** What needs to be done **
Gather all lines from the material that contain "采购总成本".

■ ■ ■ ■ ■

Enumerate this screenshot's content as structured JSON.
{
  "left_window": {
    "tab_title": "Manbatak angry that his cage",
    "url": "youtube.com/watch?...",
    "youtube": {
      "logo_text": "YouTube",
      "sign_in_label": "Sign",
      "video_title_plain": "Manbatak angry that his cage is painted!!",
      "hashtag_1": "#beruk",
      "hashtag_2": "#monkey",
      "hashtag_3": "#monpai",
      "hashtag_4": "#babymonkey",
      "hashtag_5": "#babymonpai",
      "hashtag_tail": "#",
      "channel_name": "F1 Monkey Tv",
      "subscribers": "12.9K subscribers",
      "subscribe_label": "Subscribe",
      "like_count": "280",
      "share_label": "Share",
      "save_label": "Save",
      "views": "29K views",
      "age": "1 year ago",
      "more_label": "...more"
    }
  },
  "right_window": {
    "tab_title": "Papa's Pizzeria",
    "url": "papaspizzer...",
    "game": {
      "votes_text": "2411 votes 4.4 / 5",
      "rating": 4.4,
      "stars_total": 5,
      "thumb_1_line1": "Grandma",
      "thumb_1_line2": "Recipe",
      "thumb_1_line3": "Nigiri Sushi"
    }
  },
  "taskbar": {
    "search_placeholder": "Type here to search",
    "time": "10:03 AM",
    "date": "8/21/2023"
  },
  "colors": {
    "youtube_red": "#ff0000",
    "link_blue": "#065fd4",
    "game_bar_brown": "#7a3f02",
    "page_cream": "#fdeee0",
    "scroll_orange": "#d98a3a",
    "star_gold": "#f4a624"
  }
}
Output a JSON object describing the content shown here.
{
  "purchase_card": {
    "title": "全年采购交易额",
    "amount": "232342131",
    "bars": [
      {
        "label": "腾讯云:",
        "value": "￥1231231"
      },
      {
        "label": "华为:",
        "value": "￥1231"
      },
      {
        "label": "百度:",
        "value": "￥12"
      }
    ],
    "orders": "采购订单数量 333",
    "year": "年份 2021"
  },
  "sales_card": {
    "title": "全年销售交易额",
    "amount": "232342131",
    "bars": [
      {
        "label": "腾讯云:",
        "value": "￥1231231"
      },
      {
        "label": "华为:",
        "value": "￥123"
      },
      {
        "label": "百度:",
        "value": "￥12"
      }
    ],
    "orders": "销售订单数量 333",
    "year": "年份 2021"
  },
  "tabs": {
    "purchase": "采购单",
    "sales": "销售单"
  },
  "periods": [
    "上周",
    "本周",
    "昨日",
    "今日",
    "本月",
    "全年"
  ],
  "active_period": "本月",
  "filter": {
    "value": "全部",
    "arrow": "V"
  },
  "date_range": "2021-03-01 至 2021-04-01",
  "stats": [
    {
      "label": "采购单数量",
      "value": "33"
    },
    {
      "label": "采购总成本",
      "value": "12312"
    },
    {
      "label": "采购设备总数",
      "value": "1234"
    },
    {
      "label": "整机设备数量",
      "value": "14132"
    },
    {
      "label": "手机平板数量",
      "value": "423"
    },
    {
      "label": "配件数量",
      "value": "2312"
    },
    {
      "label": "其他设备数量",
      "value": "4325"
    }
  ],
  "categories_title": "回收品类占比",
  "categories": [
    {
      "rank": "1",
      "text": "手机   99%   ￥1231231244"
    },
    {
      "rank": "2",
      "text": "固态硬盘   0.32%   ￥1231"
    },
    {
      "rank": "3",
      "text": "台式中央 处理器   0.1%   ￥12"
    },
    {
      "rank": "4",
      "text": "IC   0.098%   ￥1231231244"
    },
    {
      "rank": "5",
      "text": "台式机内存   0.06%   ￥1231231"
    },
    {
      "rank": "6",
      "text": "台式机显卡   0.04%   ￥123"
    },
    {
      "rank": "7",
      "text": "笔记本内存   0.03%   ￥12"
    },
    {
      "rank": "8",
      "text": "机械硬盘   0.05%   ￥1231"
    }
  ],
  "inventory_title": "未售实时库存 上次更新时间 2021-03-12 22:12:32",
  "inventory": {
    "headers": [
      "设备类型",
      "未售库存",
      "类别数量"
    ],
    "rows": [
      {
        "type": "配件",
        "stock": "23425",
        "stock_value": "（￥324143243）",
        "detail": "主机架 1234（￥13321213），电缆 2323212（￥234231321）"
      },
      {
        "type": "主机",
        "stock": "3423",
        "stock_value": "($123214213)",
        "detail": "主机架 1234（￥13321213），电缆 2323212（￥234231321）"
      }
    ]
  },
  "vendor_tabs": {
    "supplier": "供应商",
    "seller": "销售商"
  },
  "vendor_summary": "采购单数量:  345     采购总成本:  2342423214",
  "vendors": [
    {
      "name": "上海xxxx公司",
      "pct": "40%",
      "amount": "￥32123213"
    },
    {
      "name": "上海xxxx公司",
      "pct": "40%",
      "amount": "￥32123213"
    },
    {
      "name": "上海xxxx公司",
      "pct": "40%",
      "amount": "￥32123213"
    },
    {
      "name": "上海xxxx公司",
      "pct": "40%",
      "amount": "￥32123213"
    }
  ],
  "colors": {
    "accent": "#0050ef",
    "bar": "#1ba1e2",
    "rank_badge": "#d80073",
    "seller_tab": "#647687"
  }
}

■ ■ ■ ■ ■

** Solution to this exercise **
      "label": "采购总成本",
  "vendor_summary": "采购单数量:  345     采购总成本:  2342423214",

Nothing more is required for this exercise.